Read the records and write them out again exactly.

Data to use =>
■ ■ ■ ■
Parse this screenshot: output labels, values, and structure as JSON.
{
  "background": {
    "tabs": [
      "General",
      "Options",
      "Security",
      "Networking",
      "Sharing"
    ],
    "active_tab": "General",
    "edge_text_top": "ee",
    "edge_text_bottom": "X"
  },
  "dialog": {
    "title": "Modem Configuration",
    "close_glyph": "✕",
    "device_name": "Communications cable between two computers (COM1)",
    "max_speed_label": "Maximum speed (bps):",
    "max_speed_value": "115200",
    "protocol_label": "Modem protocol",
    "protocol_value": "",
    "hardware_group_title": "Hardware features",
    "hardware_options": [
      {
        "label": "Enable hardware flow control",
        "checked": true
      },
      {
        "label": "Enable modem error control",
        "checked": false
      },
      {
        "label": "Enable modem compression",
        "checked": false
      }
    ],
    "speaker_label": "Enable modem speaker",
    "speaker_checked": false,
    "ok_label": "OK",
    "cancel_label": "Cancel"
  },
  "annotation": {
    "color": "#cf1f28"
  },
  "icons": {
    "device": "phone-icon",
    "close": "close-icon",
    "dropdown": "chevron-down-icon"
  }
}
■ ■ ■ ■
Correct answer =>
Parse this screenshot: output labels, values, and structure as JSON.
{
  "background": {
    "tabs": [
      "General",
      "Options",
      "Security",
      "Networking",
      "Sharing"
    ],
    "active_tab": "General",
    "edge_text_top": "ee",
    "edge_text_bottom": "X"
  },
  "dialog": {
    "title": "Modem Configuration",
    "close_glyph": "✕",
    "device_name": "Communications cable between two computers (COM1)",
    "max_speed_label": "Maximum speed (bps):",
    "max_speed_value": "115200",
    "protocol_label": "Modem protocol",
    "protocol_value": "",
    "hardware_group_title": "Hardware features",
    "hardware_options": [
      {
        "label": "Enable hardware flow control",
        "checked": true
      },
      {
        "label": "Enable modem error control",
        "checked": false
      },
      {
        "label": "Enable modem compression",
        "checked": false
      }
    ],
    "speaker_label": "Enable modem speaker",
    "speaker_checked": false,
    "ok_label": "OK",
    "cancel_label": "Cancel"
  },
  "annotation": {
    "color": "#cf1f28"
  },
  "icons": {
    "device": "phone-icon",
    "close": "close-icon",
    "dropdown": "chevron-down-icon"
  }
}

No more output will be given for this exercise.